TO DO: Collect every line that includes the string "meta".

━━━━━━

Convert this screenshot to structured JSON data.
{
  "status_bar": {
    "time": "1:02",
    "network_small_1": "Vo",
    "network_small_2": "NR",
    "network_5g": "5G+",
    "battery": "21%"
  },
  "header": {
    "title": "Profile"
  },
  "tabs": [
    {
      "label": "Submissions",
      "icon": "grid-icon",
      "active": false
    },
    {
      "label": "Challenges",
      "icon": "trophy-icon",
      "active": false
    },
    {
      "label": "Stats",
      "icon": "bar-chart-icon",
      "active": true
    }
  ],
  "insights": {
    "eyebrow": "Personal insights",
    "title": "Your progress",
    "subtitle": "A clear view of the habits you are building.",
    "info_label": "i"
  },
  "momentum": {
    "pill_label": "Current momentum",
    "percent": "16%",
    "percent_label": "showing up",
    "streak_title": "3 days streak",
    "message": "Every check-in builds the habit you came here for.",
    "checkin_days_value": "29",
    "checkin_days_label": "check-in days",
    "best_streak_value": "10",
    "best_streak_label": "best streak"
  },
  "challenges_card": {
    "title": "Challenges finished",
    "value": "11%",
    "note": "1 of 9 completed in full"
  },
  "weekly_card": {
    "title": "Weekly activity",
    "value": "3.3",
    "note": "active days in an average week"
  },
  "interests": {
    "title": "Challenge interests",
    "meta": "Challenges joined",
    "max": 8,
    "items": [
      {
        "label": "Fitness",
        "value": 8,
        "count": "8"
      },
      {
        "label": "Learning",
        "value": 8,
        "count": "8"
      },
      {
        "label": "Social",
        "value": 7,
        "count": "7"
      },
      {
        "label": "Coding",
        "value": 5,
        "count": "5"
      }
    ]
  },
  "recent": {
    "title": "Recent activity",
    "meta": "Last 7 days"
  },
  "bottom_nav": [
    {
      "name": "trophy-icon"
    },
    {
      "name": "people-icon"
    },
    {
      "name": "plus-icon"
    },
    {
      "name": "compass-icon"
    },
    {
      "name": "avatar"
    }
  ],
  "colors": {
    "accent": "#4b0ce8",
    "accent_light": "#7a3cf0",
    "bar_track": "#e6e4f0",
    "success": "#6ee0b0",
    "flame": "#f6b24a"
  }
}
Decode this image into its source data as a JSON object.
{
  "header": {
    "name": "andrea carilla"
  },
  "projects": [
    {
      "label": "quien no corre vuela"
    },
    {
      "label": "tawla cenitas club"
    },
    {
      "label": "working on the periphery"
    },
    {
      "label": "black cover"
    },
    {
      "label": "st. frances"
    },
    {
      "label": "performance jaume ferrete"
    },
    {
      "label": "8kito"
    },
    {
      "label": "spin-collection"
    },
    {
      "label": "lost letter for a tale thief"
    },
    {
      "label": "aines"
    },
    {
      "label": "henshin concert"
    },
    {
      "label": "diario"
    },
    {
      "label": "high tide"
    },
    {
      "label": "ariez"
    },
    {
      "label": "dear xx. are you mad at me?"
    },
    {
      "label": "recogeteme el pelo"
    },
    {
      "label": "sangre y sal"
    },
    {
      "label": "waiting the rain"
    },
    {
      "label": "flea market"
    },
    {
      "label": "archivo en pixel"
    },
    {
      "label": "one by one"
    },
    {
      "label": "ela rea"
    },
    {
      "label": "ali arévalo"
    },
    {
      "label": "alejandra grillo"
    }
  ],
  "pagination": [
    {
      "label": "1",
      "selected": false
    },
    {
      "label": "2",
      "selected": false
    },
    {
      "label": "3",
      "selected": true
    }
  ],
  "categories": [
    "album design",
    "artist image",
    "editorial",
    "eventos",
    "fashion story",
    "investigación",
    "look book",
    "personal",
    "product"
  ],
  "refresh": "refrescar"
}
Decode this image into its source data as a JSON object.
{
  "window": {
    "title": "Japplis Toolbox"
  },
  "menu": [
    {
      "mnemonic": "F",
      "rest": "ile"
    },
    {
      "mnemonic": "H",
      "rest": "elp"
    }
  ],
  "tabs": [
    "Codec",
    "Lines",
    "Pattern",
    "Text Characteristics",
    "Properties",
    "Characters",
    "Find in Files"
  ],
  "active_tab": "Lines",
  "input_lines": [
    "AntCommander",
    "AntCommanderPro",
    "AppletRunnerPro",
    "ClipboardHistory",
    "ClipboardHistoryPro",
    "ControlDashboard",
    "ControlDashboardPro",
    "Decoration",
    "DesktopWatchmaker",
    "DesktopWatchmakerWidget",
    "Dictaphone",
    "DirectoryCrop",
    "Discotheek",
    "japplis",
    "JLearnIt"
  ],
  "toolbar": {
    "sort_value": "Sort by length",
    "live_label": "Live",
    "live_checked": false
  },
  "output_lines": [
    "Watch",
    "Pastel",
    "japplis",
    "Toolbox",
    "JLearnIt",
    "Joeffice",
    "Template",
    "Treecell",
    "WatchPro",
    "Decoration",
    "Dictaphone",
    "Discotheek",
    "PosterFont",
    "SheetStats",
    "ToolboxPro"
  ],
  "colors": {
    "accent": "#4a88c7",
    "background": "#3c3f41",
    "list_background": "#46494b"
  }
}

━━━━━━

RESPONSE:
    "meta": "Challenges joined",
    "meta": "Last 7 days"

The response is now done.